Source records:
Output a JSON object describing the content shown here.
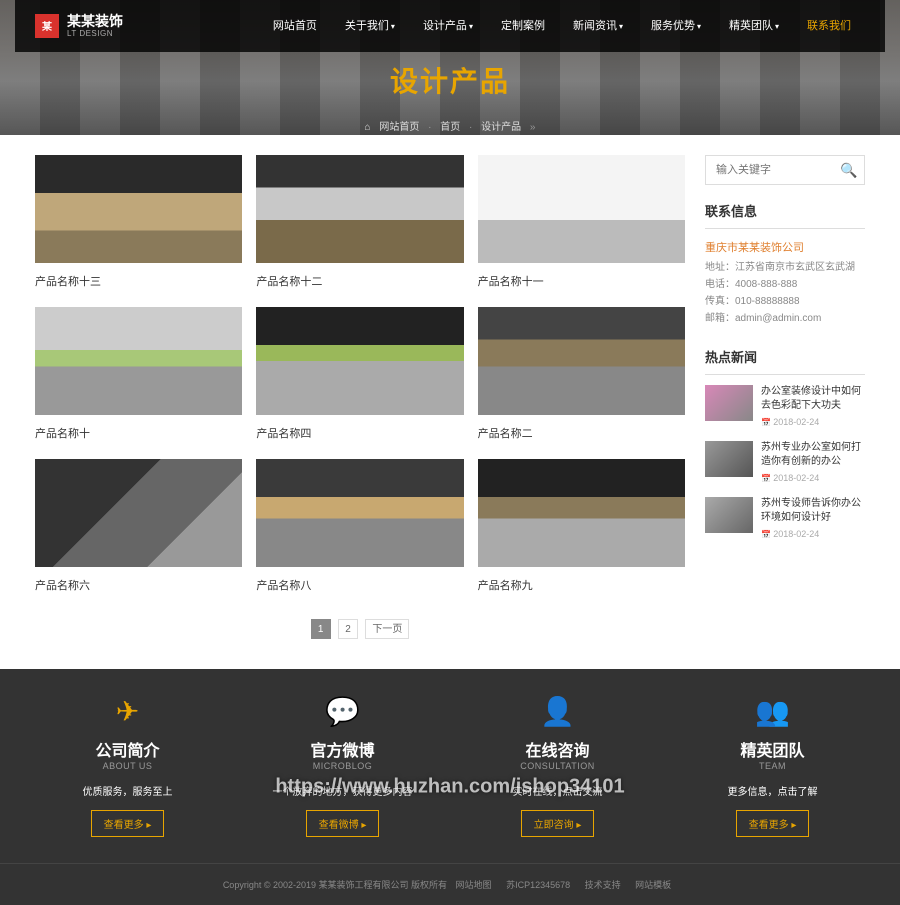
{
  "brand": {
    "name": "某某装饰",
    "sub": "LT DESIGN"
  },
  "nav": {
    "items": [
      "网站首页",
      "关于我们",
      "设计产品",
      "定制案例",
      "新闻资讯",
      "服务优势",
      "精英团队"
    ],
    "contact": "联系我们"
  },
  "hero": {
    "title": "设计产品"
  },
  "breadcrumb": {
    "home_icon": "⌂",
    "home": "网站首页",
    "sep1": "首页",
    "current": "设计产品"
  },
  "products": [
    {
      "title": "产品名称十三",
      "thumbClass": "t1"
    },
    {
      "title": "产品名称十二",
      "thumbClass": "t2"
    },
    {
      "title": "产品名称十一",
      "thumbClass": "t3"
    },
    {
      "title": "产品名称十",
      "thumbClass": "t4"
    },
    {
      "title": "产品名称四",
      "thumbClass": "t5"
    },
    {
      "title": "产品名称二",
      "thumbClass": "t6"
    },
    {
      "title": "产品名称六",
      "thumbClass": "t7"
    },
    {
      "title": "产品名称八",
      "thumbClass": "t8"
    },
    {
      "title": "产品名称九",
      "thumbClass": "t9"
    }
  ],
  "pager": {
    "p1": "1",
    "p2": "2",
    "next": "下一页"
  },
  "search": {
    "placeholder": "输入关键字"
  },
  "sidebar": {
    "contact_title": "联系信息",
    "company": "重庆市某某装饰公司",
    "lines": [
      "地址：江苏省南京市玄武区玄武湖",
      "电话：4008-888-888",
      "传真：010-88888888",
      "邮箱：admin@admin.com"
    ],
    "news_title": "热点新闻",
    "news": [
      {
        "title": "办公室装修设计中如何去色彩配下大功夫",
        "date": "2018-02-24",
        "thumb": "n1"
      },
      {
        "title": "苏州专业办公室如何打造你有创新的办公",
        "date": "2018-02-24",
        "thumb": "n2"
      },
      {
        "title": "苏州专设师告诉你办公环境如何设计好",
        "date": "2018-02-24",
        "thumb": "n3"
      }
    ]
  },
  "footer": {
    "cols": [
      {
        "icon": "✈",
        "title": "公司简介",
        "sub": "ABOUT US",
        "desc": "优质服务，服务至上",
        "btn": "查看更多"
      },
      {
        "icon": "💬",
        "title": "官方微博",
        "sub": "MICROBLOG",
        "desc": "一个放弃的地方，获得更多内容",
        "btn": "查看微博"
      },
      {
        "icon": "👤",
        "title": "在线咨询",
        "sub": "CONSULTATION",
        "desc": "实时在线，点击交流",
        "btn": "立即咨询"
      },
      {
        "icon": "👥",
        "title": "精英团队",
        "sub": "TEAM",
        "desc": "更多信息，点击了解",
        "btn": "查看更多"
      }
    ],
    "copyright": "Copyright © 2002-2019 某某装饰工程有限公司 版权所有",
    "links": [
      "网站地图",
      "苏ICP12345678",
      "技术支持",
      "网站模板"
    ]
  },
  "watermark": "https://www.huzhan.com/ishop34101"
}
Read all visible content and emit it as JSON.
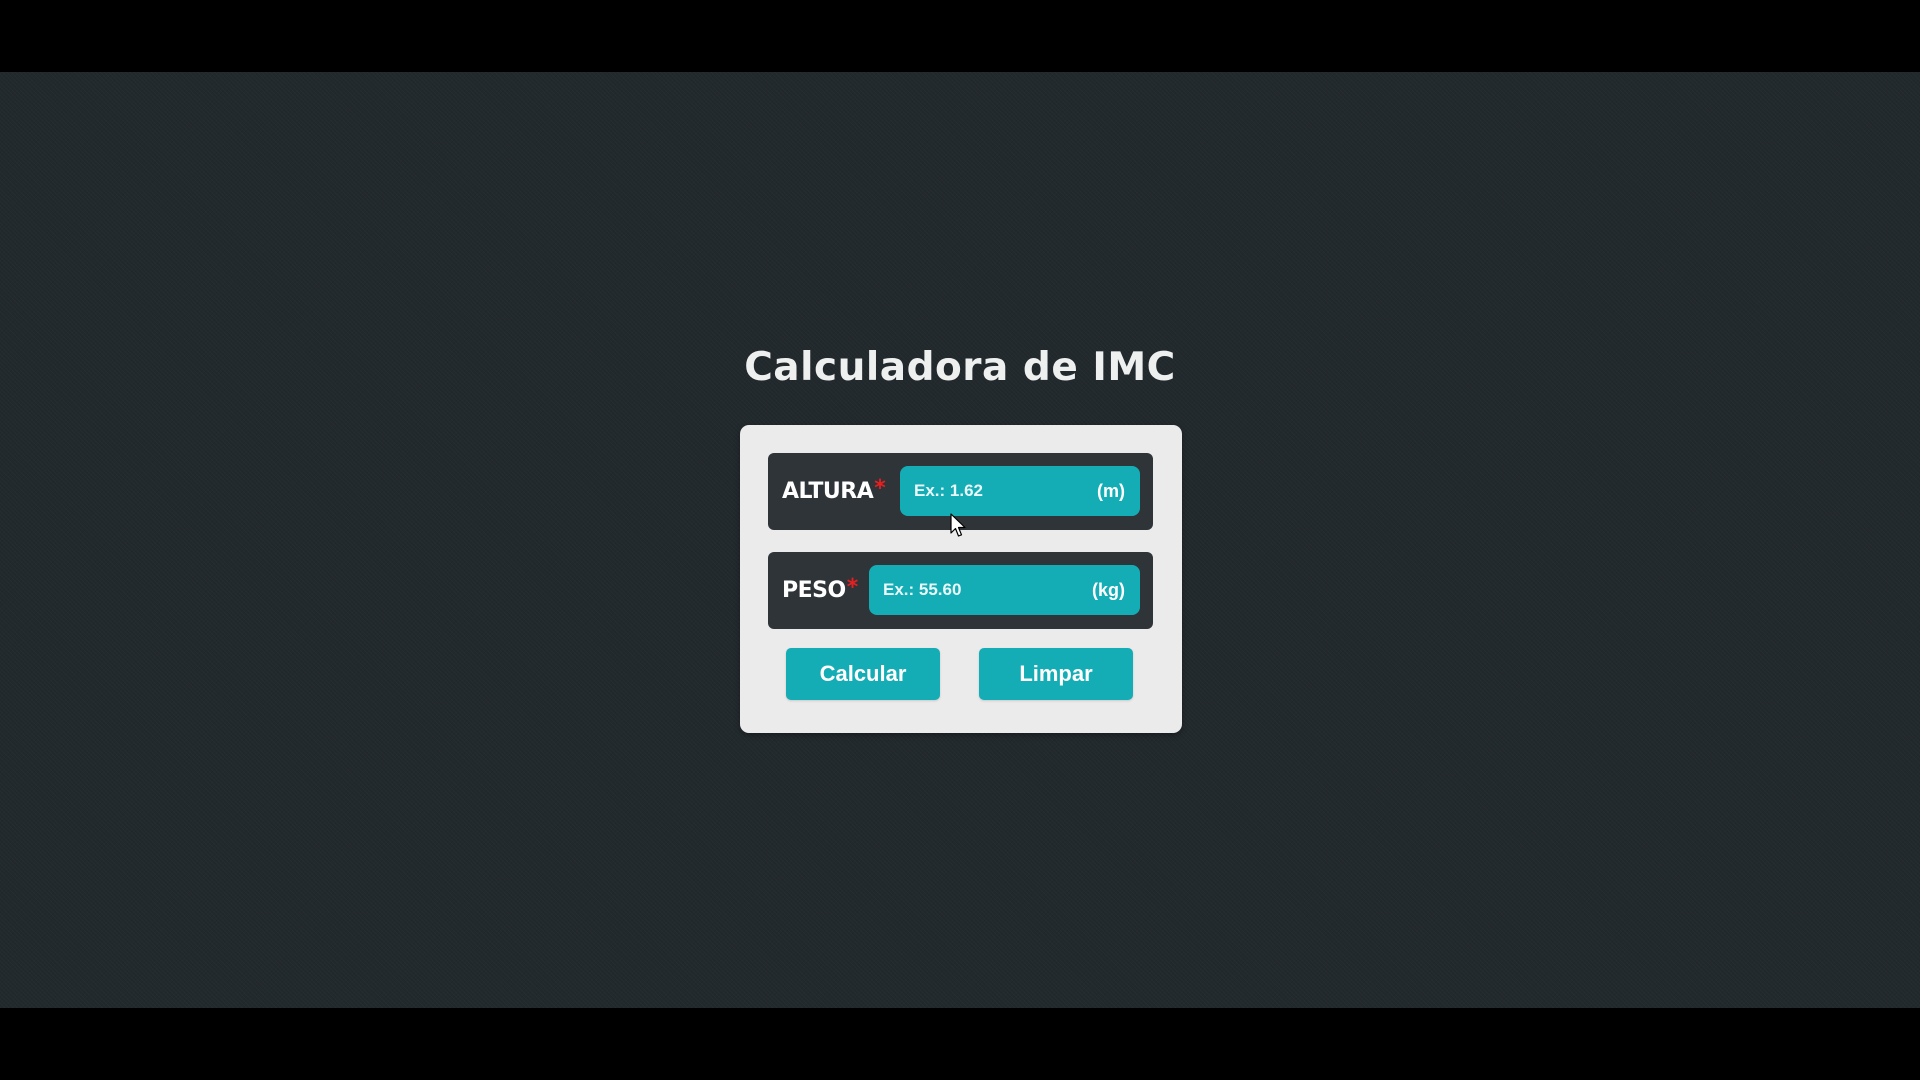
{
  "page": {
    "title": "Calculadora de IMC"
  },
  "form": {
    "altura": {
      "label": "ALTURA",
      "required_mark": "*",
      "value": "",
      "placeholder": "Ex.: 1.62",
      "unit": "(m)"
    },
    "peso": {
      "label": "PESO",
      "required_mark": "*",
      "value": "",
      "placeholder": "Ex.: 55.60",
      "unit": "(kg)"
    },
    "buttons": {
      "calcular": "Calcular",
      "limpar": "Limpar"
    }
  },
  "colors": {
    "background": "#22292d",
    "card": "#ebebeb",
    "field_row": "#2f3439",
    "accent": "#14adb5",
    "required": "#e81f1f",
    "title": "#eef0f0"
  },
  "icons": {
    "cursor": "mouse-pointer-icon"
  }
}
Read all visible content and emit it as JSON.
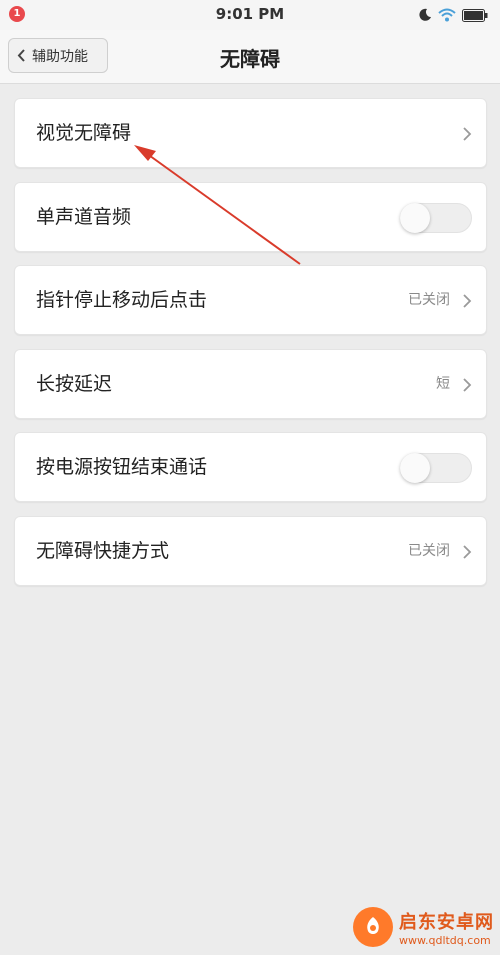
{
  "status_bar": {
    "notification_badge": "1",
    "time": "9:01 PM",
    "icons": [
      "moon-icon",
      "wifi-icon",
      "battery-icon"
    ]
  },
  "nav": {
    "back_label": "辅助功能",
    "title": "无障碍"
  },
  "items": [
    {
      "label": "视觉无障碍",
      "value": "",
      "control": "chevron"
    },
    {
      "label": "单声道音频",
      "value": "",
      "control": "toggle",
      "on": false
    },
    {
      "label": "指针停止移动后点击",
      "value": "已关闭",
      "control": "chevron"
    },
    {
      "label": "长按延迟",
      "value": "短",
      "control": "chevron"
    },
    {
      "label": "按电源按钮结束通话",
      "value": "",
      "control": "toggle",
      "on": false
    },
    {
      "label": "无障碍快捷方式",
      "value": "已关闭",
      "control": "chevron"
    }
  ],
  "watermark": {
    "title": "启东安卓网",
    "url": "www.qdltdq.com"
  },
  "colors": {
    "background": "#ececec",
    "card": "#ffffff",
    "annotation_arrow": "#d93b2b",
    "badge": "#e9494d",
    "watermark": "#e05a1c"
  }
}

- [INSTRUCTIONS FOR THE TASK]:
All the records need to be repeated exactly, with the images dropped.

- [FINAL RESULT]:
Output a JSON object describing the content shown here.
{
  "brand": {
    "name": "某某装饰",
    "sub": "LT DESIGN"
  },
  "nav": {
    "items": [
      "网站首页",
      "关于我们",
      "设计产品",
      "定制案例",
      "新闻资讯",
      "服务优势",
      "精英团队"
    ],
    "contact": "联系我们"
  },
  "hero": {
    "title": "设计产品"
  },
  "breadcrumb": {
    "home_icon": "⌂",
    "home": "网站首页",
    "sep1": "首页",
    "current": "设计产品"
  },
  "products": [
    {
      "title": "产品名称十三",
      "thumbClass": "t1"
    },
    {
      "title": "产品名称十二",
      "thumbClass": "t2"
    },
    {
      "title": "产品名称十一",
      "thumbClass": "t3"
    },
    {
      "title": "产品名称十",
      "thumbClass": "t4"
    },
    {
      "title": "产品名称四",
      "thumbClass": "t5"
    },
    {
      "title": "产品名称二",
      "thumbClass": "t6"
    },
    {
      "title": "产品名称六",
      "thumbClass": "t7"
    },
    {
      "title": "产品名称八",
      "thumbClass": "t8"
    },
    {
      "title": "产品名称九",
      "thumbClass": "t9"
    }
  ],
  "pager": {
    "p1": "1",
    "p2": "2",
    "next": "下一页"
  },
  "search": {
    "placeholder": "输入关键字"
  },
  "sidebar": {
    "contact_title": "联系信息",
    "company": "重庆市某某装饰公司",
    "lines": [
      "地址：江苏省南京市玄武区玄武湖",
      "电话：4008-888-888",
      "传真：010-88888888",
      "邮箱：admin@admin.com"
    ],
    "news_title": "热点新闻",
    "news": [
      {
        "title": "办公室装修设计中如何去色彩配下大功夫",
        "date": "2018-02-24",
        "thumb": "n1"
      },
      {
        "title": "苏州专业办公室如何打造你有创新的办公",
        "date": "2018-02-24",
        "thumb": "n2"
      },
      {
        "title": "苏州专设师告诉你办公环境如何设计好",
        "date": "2018-02-24",
        "thumb": "n3"
      }
    ]
  },
  "footer": {
    "cols": [
      {
        "icon": "✈",
        "title": "公司简介",
        "sub": "ABOUT US",
        "desc": "优质服务，服务至上",
        "btn": "查看更多"
      },
      {
        "icon": "💬",
        "title": "官方微博",
        "sub": "MICROBLOG",
        "desc": "一个放弃的地方，获得更多内容",
        "btn": "查看微博"
      },
      {
        "icon": "👤",
        "title": "在线咨询",
        "sub": "CONSULTATION",
        "desc": "实时在线，点击交流",
        "btn": "立即咨询"
      },
      {
        "icon": "👥",
        "title": "精英团队",
        "sub": "TEAM",
        "desc": "更多信息，点击了解",
        "btn": "查看更多"
      }
    ],
    "copyright": "Copyright © 2002-2019 某某装饰工程有限公司 版权所有",
    "links": [
      "网站地图",
      "苏ICP12345678",
      "技术支持",
      "网站模板"
    ]
  },
  "watermark": "https://www.huzhan.com/ishop34101"
}
Read all visible content and emit it as JSON.
{
  "page": {
    "title": "Calculadora de IMC"
  },
  "form": {
    "altura": {
      "label": "ALTURA",
      "required_mark": "*",
      "value": "",
      "placeholder": "Ex.: 1.62",
      "unit": "(m)"
    },
    "peso": {
      "label": "PESO",
      "required_mark": "*",
      "value": "",
      "placeholder": "Ex.: 55.60",
      "unit": "(kg)"
    },
    "buttons": {
      "calcular": "Calcular",
      "limpar": "Limpar"
    }
  },
  "colors": {
    "background": "#22292d",
    "card": "#ebebeb",
    "field_row": "#2f3439",
    "accent": "#14adb5",
    "required": "#e81f1f",
    "title": "#eef0f0"
  },
  "icons": {
    "cursor": "mouse-pointer-icon"
  }
}
Read all visible content and emit it as JSON.
{
  "status_bar": {
    "notification_badge": "1",
    "time": "9:01 PM",
    "icons": [
      "moon-icon",
      "wifi-icon",
      "battery-icon"
    ]
  },
  "nav": {
    "back_label": "辅助功能",
    "title": "无障碍"
  },
  "items": [
    {
      "label": "视觉无障碍",
      "value": "",
      "control": "chevron"
    },
    {
      "label": "单声道音频",
      "value": "",
      "control": "toggle",
      "on": false
    },
    {
      "label": "指针停止移动后点击",
      "value": "已关闭",
      "control": "chevron"
    },
    {
      "label": "长按延迟",
      "value": "短",
      "control": "chevron"
    },
    {
      "label": "按电源按钮结束通话",
      "value": "",
      "control": "toggle",
      "on": false
    },
    {
      "label": "无障碍快捷方式",
      "value": "已关闭",
      "control": "chevron"
    }
  ],
  "watermark": {
    "title": "启东安卓网",
    "url": "www.qdltdq.com"
  },
  "colors": {
    "background": "#ececec",
    "card": "#ffffff",
    "annotation_arrow": "#d93b2b",
    "badge": "#e9494d",
    "watermark": "#e05a1c"
  }
}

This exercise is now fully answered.